The task: Print the listing below exactly.

◆ ◆ ◆ ◆ ◆ ◆ ◆

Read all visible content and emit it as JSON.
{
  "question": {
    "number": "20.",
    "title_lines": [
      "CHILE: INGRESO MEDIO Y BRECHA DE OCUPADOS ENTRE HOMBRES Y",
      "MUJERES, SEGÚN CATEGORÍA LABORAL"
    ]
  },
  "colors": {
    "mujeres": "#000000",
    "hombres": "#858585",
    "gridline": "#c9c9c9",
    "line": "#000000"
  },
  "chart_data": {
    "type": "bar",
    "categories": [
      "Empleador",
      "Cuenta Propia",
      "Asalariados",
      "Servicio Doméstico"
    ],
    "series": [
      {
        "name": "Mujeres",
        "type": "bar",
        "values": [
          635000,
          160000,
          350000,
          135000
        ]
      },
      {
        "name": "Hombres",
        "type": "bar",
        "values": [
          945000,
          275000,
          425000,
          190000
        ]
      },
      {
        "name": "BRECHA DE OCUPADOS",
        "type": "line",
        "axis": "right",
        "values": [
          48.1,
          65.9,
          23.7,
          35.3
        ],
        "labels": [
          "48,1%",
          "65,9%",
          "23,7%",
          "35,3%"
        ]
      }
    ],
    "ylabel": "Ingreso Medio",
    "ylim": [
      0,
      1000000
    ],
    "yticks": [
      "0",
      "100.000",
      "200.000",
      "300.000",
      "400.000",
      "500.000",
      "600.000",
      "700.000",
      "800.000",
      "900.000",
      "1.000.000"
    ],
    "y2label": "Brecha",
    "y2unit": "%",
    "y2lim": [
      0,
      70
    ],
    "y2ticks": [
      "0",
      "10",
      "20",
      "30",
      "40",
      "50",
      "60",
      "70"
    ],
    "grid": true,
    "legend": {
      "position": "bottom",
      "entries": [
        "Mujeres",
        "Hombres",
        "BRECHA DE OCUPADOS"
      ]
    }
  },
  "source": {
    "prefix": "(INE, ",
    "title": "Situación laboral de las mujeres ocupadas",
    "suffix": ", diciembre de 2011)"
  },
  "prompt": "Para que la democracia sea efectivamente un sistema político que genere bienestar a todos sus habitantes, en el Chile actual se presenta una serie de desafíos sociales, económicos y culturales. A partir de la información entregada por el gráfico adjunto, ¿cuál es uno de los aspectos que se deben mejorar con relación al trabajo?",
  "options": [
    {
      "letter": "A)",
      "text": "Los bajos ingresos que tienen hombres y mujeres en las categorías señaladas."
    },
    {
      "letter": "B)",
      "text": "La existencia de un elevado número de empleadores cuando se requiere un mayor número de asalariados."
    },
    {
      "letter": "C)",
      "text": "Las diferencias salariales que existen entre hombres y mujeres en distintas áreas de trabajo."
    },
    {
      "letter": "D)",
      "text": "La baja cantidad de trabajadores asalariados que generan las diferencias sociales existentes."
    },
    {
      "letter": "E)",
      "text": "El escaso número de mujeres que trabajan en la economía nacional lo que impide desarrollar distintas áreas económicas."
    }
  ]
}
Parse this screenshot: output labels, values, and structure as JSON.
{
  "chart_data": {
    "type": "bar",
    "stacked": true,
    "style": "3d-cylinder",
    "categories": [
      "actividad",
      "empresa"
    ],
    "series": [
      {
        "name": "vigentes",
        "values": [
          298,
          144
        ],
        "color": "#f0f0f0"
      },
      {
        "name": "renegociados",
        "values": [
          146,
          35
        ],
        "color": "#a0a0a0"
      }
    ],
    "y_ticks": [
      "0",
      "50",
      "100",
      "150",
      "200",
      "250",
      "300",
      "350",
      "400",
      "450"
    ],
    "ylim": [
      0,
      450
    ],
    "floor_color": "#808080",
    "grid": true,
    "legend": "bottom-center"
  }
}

◆ ◆ ◆ ◆ ◆ ◆ ◆

Exercise output:
Read all visible content and emit it as JSON.
{
  "question": {
    "number": "20.",
    "title_lines": [
      "CHILE: INGRESO MEDIO Y BRECHA DE OCUPADOS ENTRE HOMBRES Y",
      "MUJERES, SEGÚN CATEGORÍA LABORAL"
    ]
  },
  "colors": {
    "mujeres": "#000000",
    "hombres": "#858585",
    "gridline": "#c9c9c9",
    "line": "#000000"
  },
  "chart_data": {
    "type": "bar",
    "categories": [
      "Empleador",
      "Cuenta Propia",
      "Asalariados",
      "Servicio Doméstico"
    ],
    "series": [
      {
        "name": "Mujeres",
        "type": "bar",
        "values": [
          635000,
          160000,
          350000,
          135000
        ]
      },
      {
        "name": "Hombres",
        "type": "bar",
        "values": [
          945000,
          275000,
          425000,
          190000
        ]
      },
      {
        "name": "BRECHA DE OCUPADOS",
        "type": "line",
        "axis": "right",
        "values": [
          48.1,
          65.9,
          23.7,
          35.3
        ],
        "labels": [
          "48,1%",
          "65,9%",
          "23,7%",
          "35,3%"
        ]
      }
    ],
    "ylabel": "Ingreso Medio",
    "ylim": [
      0,
      1000000
    ],
    "yticks": [
      "0",
      "100.000",
      "200.000",
      "300.000",
      "400.000",
      "500.000",
      "600.000",
      "700.000",
      "800.000",
      "900.000",
      "1.000.000"
    ],
    "y2label": "Brecha",
    "y2unit": "%",
    "y2lim": [
      0,
      70
    ],
    "y2ticks": [
      "0",
      "10",
      "20",
      "30",
      "40",
      "50",
      "60",
      "70"
    ],
    "grid": true,
    "legend": {
      "position": "bottom",
      "entries": [
        "Mujeres",
        "Hombres",
        "BRECHA DE OCUPADOS"
      ]
    }
  },
  "source": {
    "prefix": "(INE, ",
    "title": "Situación laboral de las mujeres ocupadas",
    "suffix": ", diciembre de 2011)"
  },
  "prompt": "Para que la democracia sea efectivamente un sistema político que genere bienestar a todos sus habitantes, en el Chile actual se presenta una serie de desafíos sociales, económicos y culturales. A partir de la información entregada por el gráfico adjunto, ¿cuál es uno de los aspectos que se deben mejorar con relación al trabajo?",
  "options": [
    {
      "letter": "A)",
      "text": "Los bajos ingresos que tienen hombres y mujeres en las categorías señaladas."
    },
    {
      "letter": "B)",
      "text": "La existencia de un elevado número de empleadores cuando se requiere un mayor número de asalariados."
    },
    {
      "letter": "C)",
      "text": "Las diferencias salariales que existen entre hombres y mujeres en distintas áreas de trabajo."
    },
    {
      "letter": "D)",
      "text": "La baja cantidad de trabajadores asalariados que generan las diferencias sociales existentes."
    },
    {
      "letter": "E)",
      "text": "El escaso número de mujeres que trabajan en la economía nacional lo que impide desarrollar distintas áreas económicas."
    }
  ]
}
Parse this screenshot: output labels, values, and structure as JSON.
{
  "chart_data": {
    "type": "bar",
    "stacked": true,
    "style": "3d-cylinder",
    "categories": [
      "actividad",
      "empresa"
    ],
    "series": [
      {
        "name": "vigentes",
        "values": [
          298,
          144
        ],
        "color": "#f0f0f0"
      },
      {
        "name": "renegociados",
        "values": [
          146,
          35
        ],
        "color": "#a0a0a0"
      }
    ],
    "y_ticks": [
      "0",
      "50",
      "100",
      "150",
      "200",
      "250",
      "300",
      "350",
      "400",
      "450"
    ],
    "ylim": [
      0,
      450
    ],
    "floor_color": "#808080",
    "grid": true,
    "legend": "bottom-center"
  }
}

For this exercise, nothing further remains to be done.